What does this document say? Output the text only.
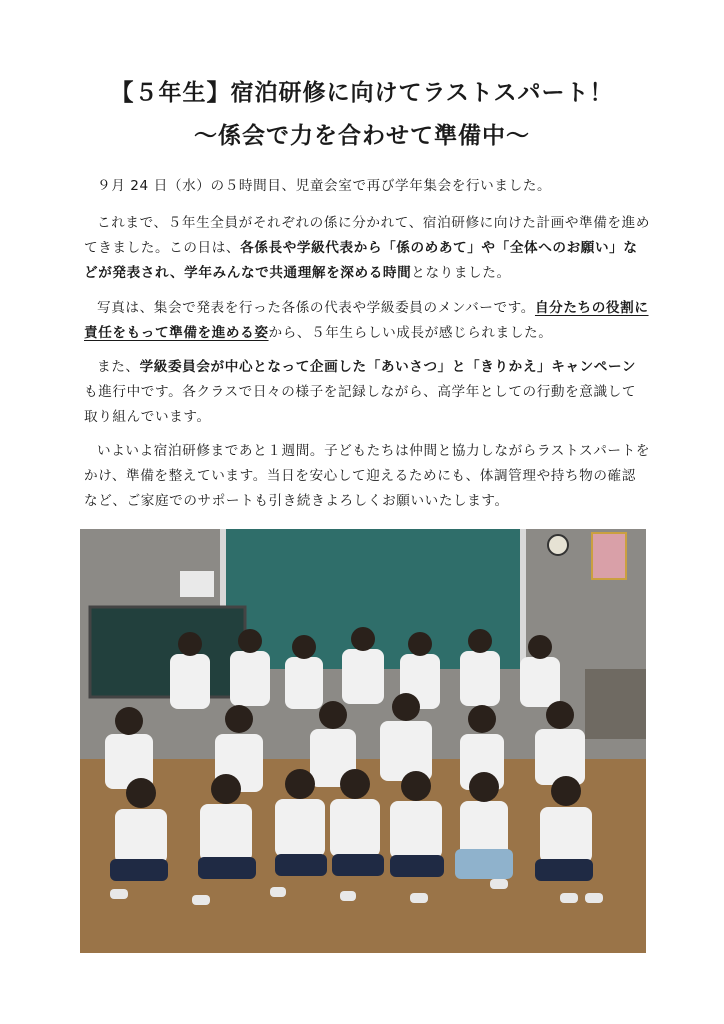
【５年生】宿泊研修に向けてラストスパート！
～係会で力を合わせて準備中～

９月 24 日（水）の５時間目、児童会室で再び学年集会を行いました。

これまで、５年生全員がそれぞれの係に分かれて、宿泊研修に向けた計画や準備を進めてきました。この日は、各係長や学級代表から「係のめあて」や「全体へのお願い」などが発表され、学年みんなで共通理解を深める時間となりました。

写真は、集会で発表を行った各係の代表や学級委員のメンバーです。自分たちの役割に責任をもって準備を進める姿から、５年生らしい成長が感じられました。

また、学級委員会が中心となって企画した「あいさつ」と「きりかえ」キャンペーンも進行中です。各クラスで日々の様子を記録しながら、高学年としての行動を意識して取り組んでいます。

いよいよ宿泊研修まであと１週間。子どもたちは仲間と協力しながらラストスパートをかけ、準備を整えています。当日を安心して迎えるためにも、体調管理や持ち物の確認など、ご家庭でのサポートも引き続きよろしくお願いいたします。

════════════════════

Exercise aim |
Output all the records, word for word, with no pictures in the copy.

Finished exercise |
What does this document say? Output the text only.
【５年生】宿泊研修に向けてラストスパート！
～係会で力を合わせて準備中～

９月 24 日（水）の５時間目、児童会室で再び学年集会を行いました。

これまで、５年生全員がそれぞれの係に分かれて、宿泊研修に向けた計画や準備を進めてきました。この日は、各係長や学級代表から「係のめあて」や「全体へのお願い」などが発表され、学年みんなで共通理解を深める時間となりました。

写真は、集会で発表を行った各係の代表や学級委員のメンバーです。自分たちの役割に責任をもって準備を進める姿から、５年生らしい成長が感じられました。

また、学級委員会が中心となって企画した「あいさつ」と「きりかえ」キャンペーンも進行中です。各クラスで日々の様子を記録しながら、高学年としての行動を意識して取り組んでいます。

いよいよ宿泊研修まであと１週間。子どもたちは仲間と協力しながらラストスパートをかけ、準備を整えています。当日を安心して迎えるためにも、体調管理や持ち物の確認など、ご家庭でのサポートも引き続きよろしくお願いいたします。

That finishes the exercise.